## [To do]
Copy every line of the following data that includes the string "sobre".

## [Supplied entries]

[Start of section]

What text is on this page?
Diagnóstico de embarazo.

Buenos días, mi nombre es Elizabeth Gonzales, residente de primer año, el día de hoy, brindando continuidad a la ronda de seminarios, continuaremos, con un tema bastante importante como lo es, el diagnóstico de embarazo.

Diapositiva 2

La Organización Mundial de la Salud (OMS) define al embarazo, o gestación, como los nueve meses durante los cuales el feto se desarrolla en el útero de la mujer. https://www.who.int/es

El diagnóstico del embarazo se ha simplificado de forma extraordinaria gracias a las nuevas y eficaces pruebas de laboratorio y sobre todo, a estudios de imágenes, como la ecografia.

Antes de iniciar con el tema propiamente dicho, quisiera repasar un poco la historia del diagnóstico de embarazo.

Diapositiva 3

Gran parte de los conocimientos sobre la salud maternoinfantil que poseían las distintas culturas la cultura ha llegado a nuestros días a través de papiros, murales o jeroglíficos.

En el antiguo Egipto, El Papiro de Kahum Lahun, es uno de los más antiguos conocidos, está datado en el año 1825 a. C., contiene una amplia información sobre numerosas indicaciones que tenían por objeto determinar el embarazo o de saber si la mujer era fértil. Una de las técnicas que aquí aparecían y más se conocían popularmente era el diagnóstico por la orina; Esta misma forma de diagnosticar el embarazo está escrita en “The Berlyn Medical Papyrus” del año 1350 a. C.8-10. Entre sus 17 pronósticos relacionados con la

[End of section]

## [Exercise result]
El diagnóstico del embarazo se ha simplificado de forma extraordinaria gracias a las nuevas y eficaces pruebas de laboratorio y sobre todo, a estudios de imágenes, como la ecografia.
Gran parte de los conocimientos sobre la salud maternoinfantil que poseían las distintas culturas la cultura ha llegado a nuestros días a través de papiros, murales o jeroglíficos.
En el antiguo Egipto, El Papiro de Kahum Lahun, es uno de los más antiguos conocidos, está datado en el año 1825 a. C., contiene una amplia información sobre numerosas indicaciones que tenían por objeto determinar el embarazo o de saber si la mujer era fértil. Una de las técnicas que aquí aparecían y más se conocían popularmente era el diagnóstico por la orina; Esta misma forma de diagnosticar el embarazo está escrita en “The Berlyn Medical Papyrus” del año 1350 a. C.8-10. Entre sus 17 pronósticos relacionados con la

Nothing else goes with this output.